### Supplied records:

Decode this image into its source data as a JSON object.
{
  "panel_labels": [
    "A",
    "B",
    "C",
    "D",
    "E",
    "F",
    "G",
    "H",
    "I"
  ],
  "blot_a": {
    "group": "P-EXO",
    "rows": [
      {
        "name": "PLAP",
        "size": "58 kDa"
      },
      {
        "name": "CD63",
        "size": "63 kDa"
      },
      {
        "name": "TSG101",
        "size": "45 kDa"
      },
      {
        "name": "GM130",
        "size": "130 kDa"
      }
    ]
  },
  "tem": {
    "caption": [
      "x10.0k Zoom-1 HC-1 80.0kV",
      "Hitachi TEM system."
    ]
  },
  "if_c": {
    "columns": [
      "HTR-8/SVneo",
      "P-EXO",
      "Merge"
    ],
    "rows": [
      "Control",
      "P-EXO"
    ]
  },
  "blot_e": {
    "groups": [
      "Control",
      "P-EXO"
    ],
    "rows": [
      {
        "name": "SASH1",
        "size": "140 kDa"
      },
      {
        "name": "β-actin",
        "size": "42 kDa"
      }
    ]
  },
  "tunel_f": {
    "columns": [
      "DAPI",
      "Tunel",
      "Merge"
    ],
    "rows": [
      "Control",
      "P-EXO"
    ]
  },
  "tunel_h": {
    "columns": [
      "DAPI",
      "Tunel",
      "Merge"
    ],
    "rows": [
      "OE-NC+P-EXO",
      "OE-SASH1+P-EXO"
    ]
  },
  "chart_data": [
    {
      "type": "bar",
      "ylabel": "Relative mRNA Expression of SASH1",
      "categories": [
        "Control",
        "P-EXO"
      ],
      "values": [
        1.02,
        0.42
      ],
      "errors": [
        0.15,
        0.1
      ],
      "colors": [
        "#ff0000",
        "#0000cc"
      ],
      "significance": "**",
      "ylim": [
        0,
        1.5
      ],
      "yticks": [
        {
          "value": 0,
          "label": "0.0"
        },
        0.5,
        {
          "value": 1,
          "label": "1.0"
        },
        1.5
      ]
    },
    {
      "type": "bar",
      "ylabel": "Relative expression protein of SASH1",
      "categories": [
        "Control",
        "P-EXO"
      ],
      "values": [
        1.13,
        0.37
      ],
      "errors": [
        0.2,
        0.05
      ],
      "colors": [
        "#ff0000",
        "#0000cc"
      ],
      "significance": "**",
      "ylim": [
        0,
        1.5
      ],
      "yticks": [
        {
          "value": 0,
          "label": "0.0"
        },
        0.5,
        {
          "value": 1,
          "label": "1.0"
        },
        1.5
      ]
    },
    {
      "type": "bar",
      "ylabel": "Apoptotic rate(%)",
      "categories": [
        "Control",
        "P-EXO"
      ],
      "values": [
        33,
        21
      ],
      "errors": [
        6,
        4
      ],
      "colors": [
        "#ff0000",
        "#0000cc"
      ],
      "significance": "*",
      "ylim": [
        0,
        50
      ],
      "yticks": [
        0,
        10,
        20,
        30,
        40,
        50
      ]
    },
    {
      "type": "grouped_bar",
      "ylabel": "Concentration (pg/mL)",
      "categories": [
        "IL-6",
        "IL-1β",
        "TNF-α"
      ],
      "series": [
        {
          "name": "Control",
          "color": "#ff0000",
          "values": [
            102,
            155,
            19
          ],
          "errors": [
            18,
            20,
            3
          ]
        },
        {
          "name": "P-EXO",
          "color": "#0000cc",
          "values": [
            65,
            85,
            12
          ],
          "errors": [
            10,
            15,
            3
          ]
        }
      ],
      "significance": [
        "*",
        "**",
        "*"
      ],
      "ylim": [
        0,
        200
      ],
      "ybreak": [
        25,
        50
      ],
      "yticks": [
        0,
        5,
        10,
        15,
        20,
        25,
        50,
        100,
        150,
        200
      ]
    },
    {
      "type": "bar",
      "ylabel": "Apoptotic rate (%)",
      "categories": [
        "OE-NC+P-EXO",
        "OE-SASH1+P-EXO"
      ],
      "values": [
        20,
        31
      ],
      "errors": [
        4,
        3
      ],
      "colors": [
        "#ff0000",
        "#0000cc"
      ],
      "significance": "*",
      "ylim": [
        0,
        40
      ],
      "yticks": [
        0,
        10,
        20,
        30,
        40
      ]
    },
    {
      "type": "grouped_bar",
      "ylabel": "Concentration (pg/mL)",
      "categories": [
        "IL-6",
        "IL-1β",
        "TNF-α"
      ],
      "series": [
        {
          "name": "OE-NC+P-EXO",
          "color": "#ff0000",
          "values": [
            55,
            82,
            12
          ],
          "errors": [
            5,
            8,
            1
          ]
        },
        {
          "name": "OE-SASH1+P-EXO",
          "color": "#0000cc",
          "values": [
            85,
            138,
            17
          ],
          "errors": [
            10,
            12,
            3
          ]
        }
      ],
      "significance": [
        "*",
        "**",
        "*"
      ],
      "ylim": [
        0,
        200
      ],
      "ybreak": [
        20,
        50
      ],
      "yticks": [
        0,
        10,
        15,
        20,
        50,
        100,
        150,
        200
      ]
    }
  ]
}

### Directions:
Copy the data once more. Leave nothing out.

### Exercise solution:
Decode this image into its source data as a JSON object.
{
  "panel_labels": [
    "A",
    "B",
    "C",
    "D",
    "E",
    "F",
    "G",
    "H",
    "I"
  ],
  "blot_a": {
    "group": "P-EXO",
    "rows": [
      {
        "name": "PLAP",
        "size": "58 kDa"
      },
      {
        "name": "CD63",
        "size": "63 kDa"
      },
      {
        "name": "TSG101",
        "size": "45 kDa"
      },
      {
        "name": "GM130",
        "size": "130 kDa"
      }
    ]
  },
  "tem": {
    "caption": [
      "x10.0k Zoom-1 HC-1 80.0kV",
      "Hitachi TEM system."
    ]
  },
  "if_c": {
    "columns": [
      "HTR-8/SVneo",
      "P-EXO",
      "Merge"
    ],
    "rows": [
      "Control",
      "P-EXO"
    ]
  },
  "blot_e": {
    "groups": [
      "Control",
      "P-EXO"
    ],
    "rows": [
      {
        "name": "SASH1",
        "size": "140 kDa"
      },
      {
        "name": "β-actin",
        "size": "42 kDa"
      }
    ]
  },
  "tunel_f": {
    "columns": [
      "DAPI",
      "Tunel",
      "Merge"
    ],
    "rows": [
      "Control",
      "P-EXO"
    ]
  },
  "tunel_h": {
    "columns": [
      "DAPI",
      "Tunel",
      "Merge"
    ],
    "rows": [
      "OE-NC+P-EXO",
      "OE-SASH1+P-EXO"
    ]
  },
  "chart_data": [
    {
      "type": "bar",
      "ylabel": "Relative mRNA Expression of SASH1",
      "categories": [
        "Control",
        "P-EXO"
      ],
      "values": [
        1.02,
        0.42
      ],
      "errors": [
        0.15,
        0.1
      ],
      "colors": [
        "#ff0000",
        "#0000cc"
      ],
      "significance": "**",
      "ylim": [
        0,
        1.5
      ],
      "yticks": [
        {
          "value": 0,
          "label": "0.0"
        },
        0.5,
        {
          "value": 1,
          "label": "1.0"
        },
        1.5
      ]
    },
    {
      "type": "bar",
      "ylabel": "Relative expression protein of SASH1",
      "categories": [
        "Control",
        "P-EXO"
      ],
      "values": [
        1.13,
        0.37
      ],
      "errors": [
        0.2,
        0.05
      ],
      "colors": [
        "#ff0000",
        "#0000cc"
      ],
      "significance": "**",
      "ylim": [
        0,
        1.5
      ],
      "yticks": [
        {
          "value": 0,
          "label": "0.0"
        },
        0.5,
        {
          "value": 1,
          "label": "1.0"
        },
        1.5
      ]
    },
    {
      "type": "bar",
      "ylabel": "Apoptotic rate(%)",
      "categories": [
        "Control",
        "P-EXO"
      ],
      "values": [
        33,
        21
      ],
      "errors": [
        6,
        4
      ],
      "colors": [
        "#ff0000",
        "#0000cc"
      ],
      "significance": "*",
      "ylim": [
        0,
        50
      ],
      "yticks": [
        0,
        10,
        20,
        30,
        40,
        50
      ]
    },
    {
      "type": "grouped_bar",
      "ylabel": "Concentration (pg/mL)",
      "categories": [
        "IL-6",
        "IL-1β",
        "TNF-α"
      ],
      "series": [
        {
          "name": "Control",
          "color": "#ff0000",
          "values": [
            102,
            155,
            19
          ],
          "errors": [
            18,
            20,
            3
          ]
        },
        {
          "name": "P-EXO",
          "color": "#0000cc",
          "values": [
            65,
            85,
            12
          ],
          "errors": [
            10,
            15,
            3
          ]
        }
      ],
      "significance": [
        "*",
        "**",
        "*"
      ],
      "ylim": [
        0,
        200
      ],
      "ybreak": [
        25,
        50
      ],
      "yticks": [
        0,
        5,
        10,
        15,
        20,
        25,
        50,
        100,
        150,
        200
      ]
    },
    {
      "type": "bar",
      "ylabel": "Apoptotic rate (%)",
      "categories": [
        "OE-NC+P-EXO",
        "OE-SASH1+P-EXO"
      ],
      "values": [
        20,
        31
      ],
      "errors": [
        4,
        3
      ],
      "colors": [
        "#ff0000",
        "#0000cc"
      ],
      "significance": "*",
      "ylim": [
        0,
        40
      ],
      "yticks": [
        0,
        10,
        20,
        30,
        40
      ]
    },
    {
      "type": "grouped_bar",
      "ylabel": "Concentration (pg/mL)",
      "categories": [
        "IL-6",
        "IL-1β",
        "TNF-α"
      ],
      "series": [
        {
          "name": "OE-NC+P-EXO",
          "color": "#ff0000",
          "values": [
            55,
            82,
            12
          ],
          "errors": [
            5,
            8,
            1
          ]
        },
        {
          "name": "OE-SASH1+P-EXO",
          "color": "#0000cc",
          "values": [
            85,
            138,
            17
          ],
          "errors": [
            10,
            12,
            3
          ]
        }
      ],
      "significance": [
        "*",
        "**",
        "*"
      ],
      "ylim": [
        0,
        200
      ],
      "ybreak": [
        20,
        50
      ],
      "yticks": [
        0,
        10,
        15,
        20,
        50,
        100,
        150,
        200
      ]
    }
  ]
}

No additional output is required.